Extracted entries.
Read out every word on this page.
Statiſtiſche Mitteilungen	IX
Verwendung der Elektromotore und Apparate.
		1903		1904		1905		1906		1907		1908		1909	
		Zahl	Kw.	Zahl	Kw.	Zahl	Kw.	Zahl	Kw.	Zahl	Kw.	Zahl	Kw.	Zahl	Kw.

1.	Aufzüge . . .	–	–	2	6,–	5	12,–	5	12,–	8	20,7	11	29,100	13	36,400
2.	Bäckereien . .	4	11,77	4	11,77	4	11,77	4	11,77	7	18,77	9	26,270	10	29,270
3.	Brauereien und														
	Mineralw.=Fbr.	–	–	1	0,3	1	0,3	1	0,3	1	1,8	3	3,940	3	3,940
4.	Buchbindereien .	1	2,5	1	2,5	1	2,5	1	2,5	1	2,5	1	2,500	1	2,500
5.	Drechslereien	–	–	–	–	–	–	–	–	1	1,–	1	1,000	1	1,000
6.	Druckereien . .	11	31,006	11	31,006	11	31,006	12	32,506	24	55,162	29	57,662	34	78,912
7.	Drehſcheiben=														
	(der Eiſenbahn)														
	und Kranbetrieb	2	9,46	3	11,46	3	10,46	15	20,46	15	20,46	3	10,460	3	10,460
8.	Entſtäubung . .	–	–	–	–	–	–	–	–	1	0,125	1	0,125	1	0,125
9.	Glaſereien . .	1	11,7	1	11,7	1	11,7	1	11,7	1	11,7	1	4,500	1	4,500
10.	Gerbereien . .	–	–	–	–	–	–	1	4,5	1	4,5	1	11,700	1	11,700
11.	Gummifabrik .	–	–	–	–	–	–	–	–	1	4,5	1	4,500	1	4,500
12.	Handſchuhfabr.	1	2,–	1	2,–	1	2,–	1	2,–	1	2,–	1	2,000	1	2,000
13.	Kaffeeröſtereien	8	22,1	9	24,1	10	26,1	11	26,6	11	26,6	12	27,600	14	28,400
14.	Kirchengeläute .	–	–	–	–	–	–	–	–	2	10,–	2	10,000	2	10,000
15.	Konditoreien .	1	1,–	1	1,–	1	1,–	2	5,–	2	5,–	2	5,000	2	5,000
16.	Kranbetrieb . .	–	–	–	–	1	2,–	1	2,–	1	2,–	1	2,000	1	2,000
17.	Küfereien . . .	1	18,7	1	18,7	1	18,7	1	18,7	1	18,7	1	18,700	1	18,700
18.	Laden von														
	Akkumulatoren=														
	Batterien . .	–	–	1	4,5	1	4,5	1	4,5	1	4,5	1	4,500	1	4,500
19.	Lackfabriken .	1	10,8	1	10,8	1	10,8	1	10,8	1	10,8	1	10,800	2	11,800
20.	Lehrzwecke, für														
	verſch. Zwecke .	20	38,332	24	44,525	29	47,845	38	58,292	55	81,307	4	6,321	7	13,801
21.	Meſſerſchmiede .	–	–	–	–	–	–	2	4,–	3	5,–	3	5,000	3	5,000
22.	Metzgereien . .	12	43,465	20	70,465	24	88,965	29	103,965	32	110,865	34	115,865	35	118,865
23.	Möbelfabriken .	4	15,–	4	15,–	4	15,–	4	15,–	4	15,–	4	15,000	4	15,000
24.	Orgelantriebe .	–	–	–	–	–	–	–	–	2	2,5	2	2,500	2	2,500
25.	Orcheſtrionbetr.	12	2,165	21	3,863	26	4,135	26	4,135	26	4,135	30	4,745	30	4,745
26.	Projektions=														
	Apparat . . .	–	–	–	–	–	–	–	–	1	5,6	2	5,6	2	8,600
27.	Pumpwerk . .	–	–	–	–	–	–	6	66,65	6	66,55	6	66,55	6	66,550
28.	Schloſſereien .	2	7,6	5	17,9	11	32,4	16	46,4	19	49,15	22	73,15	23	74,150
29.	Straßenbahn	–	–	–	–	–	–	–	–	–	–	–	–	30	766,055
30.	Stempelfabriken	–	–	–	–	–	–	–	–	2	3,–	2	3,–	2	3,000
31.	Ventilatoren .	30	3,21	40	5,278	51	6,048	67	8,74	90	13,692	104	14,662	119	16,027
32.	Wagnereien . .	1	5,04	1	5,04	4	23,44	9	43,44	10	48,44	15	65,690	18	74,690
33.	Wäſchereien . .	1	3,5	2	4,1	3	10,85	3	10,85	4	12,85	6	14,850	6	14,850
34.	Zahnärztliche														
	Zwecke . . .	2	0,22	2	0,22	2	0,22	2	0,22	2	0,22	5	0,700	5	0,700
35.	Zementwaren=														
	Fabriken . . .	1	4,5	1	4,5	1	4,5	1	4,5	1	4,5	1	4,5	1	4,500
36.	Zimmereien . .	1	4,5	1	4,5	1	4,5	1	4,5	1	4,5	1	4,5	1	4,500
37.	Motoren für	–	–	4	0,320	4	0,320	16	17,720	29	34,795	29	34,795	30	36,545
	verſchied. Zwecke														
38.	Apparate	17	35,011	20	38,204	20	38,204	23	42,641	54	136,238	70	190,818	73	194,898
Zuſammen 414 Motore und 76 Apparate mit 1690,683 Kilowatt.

Do this. Extract the entries above verbatim.

Problem solution.
Read out every word on this page.
Statiſtiſche Mitteilungen	IX
Verwendung der Elektromotore und Apparate.
		1903		1904		1905		1906		1907		1908		1909	
		Zahl	Kw.	Zahl	Kw.	Zahl	Kw.	Zahl	Kw.	Zahl	Kw.	Zahl	Kw.	Zahl	Kw.

1.	Aufzüge . . .	–	–	2	6,–	5	12,–	5	12,–	8	20,7	11	29,100	13	36,400
2.	Bäckereien . .	4	11,77	4	11,77	4	11,77	4	11,77	7	18,77	9	26,270	10	29,270
3.	Brauereien und														
	Mineralw.=Fbr.	–	–	1	0,3	1	0,3	1	0,3	1	1,8	3	3,940	3	3,940
4.	Buchbindereien .	1	2,5	1	2,5	1	2,5	1	2,5	1	2,5	1	2,500	1	2,500
5.	Drechslereien	–	–	–	–	–	–	–	–	1	1,–	1	1,000	1	1,000
6.	Druckereien . .	11	31,006	11	31,006	11	31,006	12	32,506	24	55,162	29	57,662	34	78,912
7.	Drehſcheiben=														
	(der Eiſenbahn)														
	und Kranbetrieb	2	9,46	3	11,46	3	10,46	15	20,46	15	20,46	3	10,460	3	10,460
8.	Entſtäubung . .	–	–	–	–	–	–	–	–	1	0,125	1	0,125	1	0,125
9.	Glaſereien . .	1	11,7	1	11,7	1	11,7	1	11,7	1	11,7	1	4,500	1	4,500
10.	Gerbereien . .	–	–	–	–	–	–	1	4,5	1	4,5	1	11,700	1	11,700
11.	Gummifabrik .	–	–	–	–	–	–	–	–	1	4,5	1	4,500	1	4,500
12.	Handſchuhfabr.	1	2,–	1	2,–	1	2,–	1	2,–	1	2,–	1	2,000	1	2,000
13.	Kaffeeröſtereien	8	22,1	9	24,1	10	26,1	11	26,6	11	26,6	12	27,600	14	28,400
14.	Kirchengeläute .	–	–	–	–	–	–	–	–	2	10,–	2	10,000	2	10,000
15.	Konditoreien .	1	1,–	1	1,–	1	1,–	2	5,–	2	5,–	2	5,000	2	5,000
16.	Kranbetrieb . .	–	–	–	–	1	2,–	1	2,–	1	2,–	1	2,000	1	2,000
17.	Küfereien . . .	1	18,7	1	18,7	1	18,7	1	18,7	1	18,7	1	18,700	1	18,700
18.	Laden von														
	Akkumulatoren=														
	Batterien . .	–	–	1	4,5	1	4,5	1	4,5	1	4,5	1	4,500	1	4,500
19.	Lackfabriken .	1	10,8	1	10,8	1	10,8	1	10,8	1	10,8	1	10,800	2	11,800
20.	Lehrzwecke, für														
	verſch. Zwecke .	20	38,332	24	44,525	29	47,845	38	58,292	55	81,307	4	6,321	7	13,801
21.	Meſſerſchmiede .	–	–	–	–	–	–	2	4,–	3	5,–	3	5,000	3	5,000
22.	Metzgereien . .	12	43,465	20	70,465	24	88,965	29	103,965	32	110,865	34	115,865	35	118,865
23.	Möbelfabriken .	4	15,–	4	15,–	4	15,–	4	15,–	4	15,–	4	15,000	4	15,000
24.	Orgelantriebe .	–	–	–	–	–	–	–	–	2	2,5	2	2,500	2	2,500
25.	Orcheſtrionbetr.	12	2,165	21	3,863	26	4,135	26	4,135	26	4,135	30	4,745	30	4,745
26.	Projektions=														
	Apparat . . .	–	–	–	–	–	–	–	–	1	5,6	2	5,6	2	8,600
27.	Pumpwerk . .	–	–	–	–	–	–	6	66,65	6	66,55	6	66,55	6	66,550
28.	Schloſſereien .	2	7,6	5	17,9	11	32,4	16	46,4	19	49,15	22	73,15	23	74,150
29.	Straßenbahn	–	–	–	–	–	–	–	–	–	–	–	–	30	766,055
30.	Stempelfabriken	–	–	–	–	–	–	–	–	2	3,–	2	3,–	2	3,000
31.	Ventilatoren .	30	3,21	40	5,278	51	6,048	67	8,74	90	13,692	104	14,662	119	16,027
32.	Wagnereien . .	1	5,04	1	5,04	4	23,44	9	43,44	10	48,44	15	65,690	18	74,690
33.	Wäſchereien . .	1	3,5	2	4,1	3	10,85	3	10,85	4	12,85	6	14,850	6	14,850
34.	Zahnärztliche														
	Zwecke . . .	2	0,22	2	0,22	2	0,22	2	0,22	2	0,22	5	0,700	5	0,700
35.	Zementwaren=														
	Fabriken . . .	1	4,5	1	4,5	1	4,5	1	4,5	1	4,5	1	4,5	1	4,500
36.	Zimmereien . .	1	4,5	1	4,5	1	4,5	1	4,5	1	4,5	1	4,5	1	4,500
37.	Motoren für	–	–	4	0,320	4	0,320	16	17,720	29	34,795	29	34,795	30	36,545
	verſchied. Zwecke														
38.	Apparate	17	35,011	20	38,204	20	38,204	23	42,641	54	136,238	70	190,818	73	194,898
Zuſammen 414 Motore und 76 Apparate mit 1690,683 Kilowatt.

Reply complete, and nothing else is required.